AIM OF THE EXERCISE: Beginning with the line that contains "Read all visible content and emit it as JSON.", extract each line through the end of the listing below, with no additions or omissions.

(Data records)

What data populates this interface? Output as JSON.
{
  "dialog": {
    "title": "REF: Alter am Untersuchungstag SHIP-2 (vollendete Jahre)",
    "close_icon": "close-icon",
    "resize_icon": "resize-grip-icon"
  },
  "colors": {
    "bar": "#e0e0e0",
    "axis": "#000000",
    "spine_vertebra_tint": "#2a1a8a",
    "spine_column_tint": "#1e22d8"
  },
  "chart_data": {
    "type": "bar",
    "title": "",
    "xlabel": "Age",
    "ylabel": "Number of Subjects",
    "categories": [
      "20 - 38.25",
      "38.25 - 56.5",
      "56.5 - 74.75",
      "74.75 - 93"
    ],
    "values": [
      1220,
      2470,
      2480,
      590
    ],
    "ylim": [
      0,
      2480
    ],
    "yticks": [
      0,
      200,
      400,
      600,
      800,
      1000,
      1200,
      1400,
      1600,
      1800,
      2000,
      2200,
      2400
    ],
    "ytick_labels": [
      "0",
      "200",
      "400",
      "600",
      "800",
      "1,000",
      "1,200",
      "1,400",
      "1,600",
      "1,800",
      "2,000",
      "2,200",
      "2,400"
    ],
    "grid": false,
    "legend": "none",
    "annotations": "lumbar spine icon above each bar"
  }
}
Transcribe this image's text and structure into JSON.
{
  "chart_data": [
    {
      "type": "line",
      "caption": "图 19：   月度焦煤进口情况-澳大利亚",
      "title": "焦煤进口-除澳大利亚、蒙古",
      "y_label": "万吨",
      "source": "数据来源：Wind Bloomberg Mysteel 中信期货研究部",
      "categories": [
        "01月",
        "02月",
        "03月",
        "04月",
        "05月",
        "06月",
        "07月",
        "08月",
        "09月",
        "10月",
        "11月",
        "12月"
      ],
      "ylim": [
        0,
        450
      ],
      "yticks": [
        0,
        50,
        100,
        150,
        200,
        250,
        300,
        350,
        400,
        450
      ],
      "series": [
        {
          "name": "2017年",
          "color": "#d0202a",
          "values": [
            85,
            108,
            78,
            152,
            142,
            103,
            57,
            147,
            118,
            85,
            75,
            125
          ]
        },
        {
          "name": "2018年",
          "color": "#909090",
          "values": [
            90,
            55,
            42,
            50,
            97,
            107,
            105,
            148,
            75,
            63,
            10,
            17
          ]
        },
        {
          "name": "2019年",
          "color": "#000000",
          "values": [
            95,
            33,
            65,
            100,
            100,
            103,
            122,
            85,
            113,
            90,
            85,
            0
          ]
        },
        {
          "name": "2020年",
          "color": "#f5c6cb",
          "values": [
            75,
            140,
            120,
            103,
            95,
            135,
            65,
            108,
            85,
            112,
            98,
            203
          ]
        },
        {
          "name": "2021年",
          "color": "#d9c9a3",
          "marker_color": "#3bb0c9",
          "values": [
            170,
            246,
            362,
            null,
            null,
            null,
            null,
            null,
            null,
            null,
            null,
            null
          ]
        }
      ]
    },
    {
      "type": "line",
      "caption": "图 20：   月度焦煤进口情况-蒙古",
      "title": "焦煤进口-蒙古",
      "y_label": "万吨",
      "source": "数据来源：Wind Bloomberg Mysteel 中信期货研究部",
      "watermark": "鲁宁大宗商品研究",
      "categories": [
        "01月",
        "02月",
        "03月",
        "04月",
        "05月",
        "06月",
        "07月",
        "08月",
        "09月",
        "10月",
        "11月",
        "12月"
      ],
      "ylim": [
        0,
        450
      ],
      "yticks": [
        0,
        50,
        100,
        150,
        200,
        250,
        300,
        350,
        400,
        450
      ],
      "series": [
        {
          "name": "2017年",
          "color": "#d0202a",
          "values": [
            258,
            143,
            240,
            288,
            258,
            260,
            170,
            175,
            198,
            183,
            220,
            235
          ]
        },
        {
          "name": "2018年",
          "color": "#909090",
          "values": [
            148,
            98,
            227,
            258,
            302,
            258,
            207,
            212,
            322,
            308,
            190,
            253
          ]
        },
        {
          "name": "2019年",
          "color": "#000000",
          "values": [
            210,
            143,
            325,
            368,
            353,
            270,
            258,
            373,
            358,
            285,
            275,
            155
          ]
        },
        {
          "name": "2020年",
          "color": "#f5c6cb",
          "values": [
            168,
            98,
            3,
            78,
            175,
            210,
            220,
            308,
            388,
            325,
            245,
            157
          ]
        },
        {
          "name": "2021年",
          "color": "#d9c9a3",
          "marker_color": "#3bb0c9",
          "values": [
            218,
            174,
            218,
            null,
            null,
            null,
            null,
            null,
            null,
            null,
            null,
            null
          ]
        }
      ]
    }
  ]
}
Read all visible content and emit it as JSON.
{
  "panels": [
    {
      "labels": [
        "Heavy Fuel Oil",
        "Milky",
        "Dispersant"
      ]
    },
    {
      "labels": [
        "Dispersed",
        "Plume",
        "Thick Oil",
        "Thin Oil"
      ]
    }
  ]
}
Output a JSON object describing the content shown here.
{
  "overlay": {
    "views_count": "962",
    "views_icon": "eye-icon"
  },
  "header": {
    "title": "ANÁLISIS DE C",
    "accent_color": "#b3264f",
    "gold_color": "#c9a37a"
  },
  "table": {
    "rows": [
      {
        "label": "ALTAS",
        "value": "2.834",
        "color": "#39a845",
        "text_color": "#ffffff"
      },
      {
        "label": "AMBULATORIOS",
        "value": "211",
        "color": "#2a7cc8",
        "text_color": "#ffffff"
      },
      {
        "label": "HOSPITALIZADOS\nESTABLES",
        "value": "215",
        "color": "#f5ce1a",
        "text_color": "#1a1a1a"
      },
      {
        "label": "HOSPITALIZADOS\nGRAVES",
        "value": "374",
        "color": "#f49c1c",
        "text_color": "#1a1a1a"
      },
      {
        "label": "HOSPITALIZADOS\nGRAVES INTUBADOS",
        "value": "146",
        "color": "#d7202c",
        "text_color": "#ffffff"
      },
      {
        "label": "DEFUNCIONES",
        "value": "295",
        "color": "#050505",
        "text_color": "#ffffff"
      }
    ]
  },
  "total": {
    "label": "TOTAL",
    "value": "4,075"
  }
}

EXERCISE OUTPUT:
Read all visible content and emit it as JSON.
{
  "panels": [
    {
      "labels": [
        "Heavy Fuel Oil",
        "Milky",
        "Dispersant"
      ]
    },
    {
      "labels": [
        "Dispersed",
        "Plume",
        "Thick Oil",
        "Thin Oil"
      ]
    }
  ]
}
Output a JSON object describing the content shown here.
{
  "overlay": {
    "views_count": "962",
    "views_icon": "eye-icon"
  },
  "header": {
    "title": "ANÁLISIS DE C",
    "accent_color": "#b3264f",
    "gold_color": "#c9a37a"
  },
  "table": {
    "rows": [
      {
        "label": "ALTAS",
        "value": "2.834",
        "color": "#39a845",
        "text_color": "#ffffff"
      },
      {
        "label": "AMBULATORIOS",
        "value": "211",
        "color": "#2a7cc8",
        "text_color": "#ffffff"
      },
      {
        "label": "HOSPITALIZADOS\nESTABLES",
        "value": "215",
        "color": "#f5ce1a",
        "text_color": "#1a1a1a"
      },
      {
        "label": "HOSPITALIZADOS\nGRAVES",
        "value": "374",
        "color": "#f49c1c",
        "text_color": "#1a1a1a"
      },
      {
        "label": "HOSPITALIZADOS\nGRAVES INTUBADOS",
        "value": "146",
        "color": "#d7202c",
        "text_color": "#ffffff"
      },
      {
        "label": "DEFUNCIONES",
        "value": "295",
        "color": "#050505",
        "text_color": "#ffffff"
      }
    ]
  },
  "total": {
    "label": "TOTAL",
    "value": "4,075"
  }
}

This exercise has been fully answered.